#### Short task:
Copy every record word for word.

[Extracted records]
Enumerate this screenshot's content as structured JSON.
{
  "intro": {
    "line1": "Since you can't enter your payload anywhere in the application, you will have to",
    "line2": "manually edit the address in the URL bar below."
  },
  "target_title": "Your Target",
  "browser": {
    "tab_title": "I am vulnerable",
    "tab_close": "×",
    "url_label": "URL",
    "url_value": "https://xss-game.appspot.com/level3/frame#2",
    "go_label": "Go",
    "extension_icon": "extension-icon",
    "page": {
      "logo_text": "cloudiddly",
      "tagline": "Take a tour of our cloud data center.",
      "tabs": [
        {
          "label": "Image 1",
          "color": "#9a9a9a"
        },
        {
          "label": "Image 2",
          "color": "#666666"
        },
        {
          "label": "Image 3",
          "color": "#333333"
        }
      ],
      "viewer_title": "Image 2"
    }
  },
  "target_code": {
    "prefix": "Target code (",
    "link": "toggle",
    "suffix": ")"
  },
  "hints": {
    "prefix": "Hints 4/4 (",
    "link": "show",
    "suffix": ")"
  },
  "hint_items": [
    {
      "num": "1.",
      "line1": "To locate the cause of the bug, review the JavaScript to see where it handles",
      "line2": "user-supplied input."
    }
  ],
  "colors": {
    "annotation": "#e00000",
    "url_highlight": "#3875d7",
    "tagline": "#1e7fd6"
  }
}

#### Solution to this problem:
Enumerate this screenshot's content as structured JSON.
{
  "intro": {
    "line1": "Since you can't enter your payload anywhere in the application, you will have to",
    "line2": "manually edit the address in the URL bar below."
  },
  "target_title": "Your Target",
  "browser": {
    "tab_title": "I am vulnerable",
    "tab_close": "×",
    "url_label": "URL",
    "url_value": "https://xss-game.appspot.com/level3/frame#2",
    "go_label": "Go",
    "extension_icon": "extension-icon",
    "page": {
      "logo_text": "cloudiddly",
      "tagline": "Take a tour of our cloud data center.",
      "tabs": [
        {
          "label": "Image 1",
          "color": "#9a9a9a"
        },
        {
          "label": "Image 2",
          "color": "#666666"
        },
        {
          "label": "Image 3",
          "color": "#333333"
        }
      ],
      "viewer_title": "Image 2"
    }
  },
  "target_code": {
    "prefix": "Target code (",
    "link": "toggle",
    "suffix": ")"
  },
  "hints": {
    "prefix": "Hints 4/4 (",
    "link": "show",
    "suffix": ")"
  },
  "hint_items": [
    {
      "num": "1.",
      "line1": "To locate the cause of the bug, review the JavaScript to see where it handles",
      "line2": "user-supplied input."
    }
  ],
  "colors": {
    "annotation": "#e00000",
    "url_highlight": "#3875d7",
    "tagline": "#1e7fd6"
  }
}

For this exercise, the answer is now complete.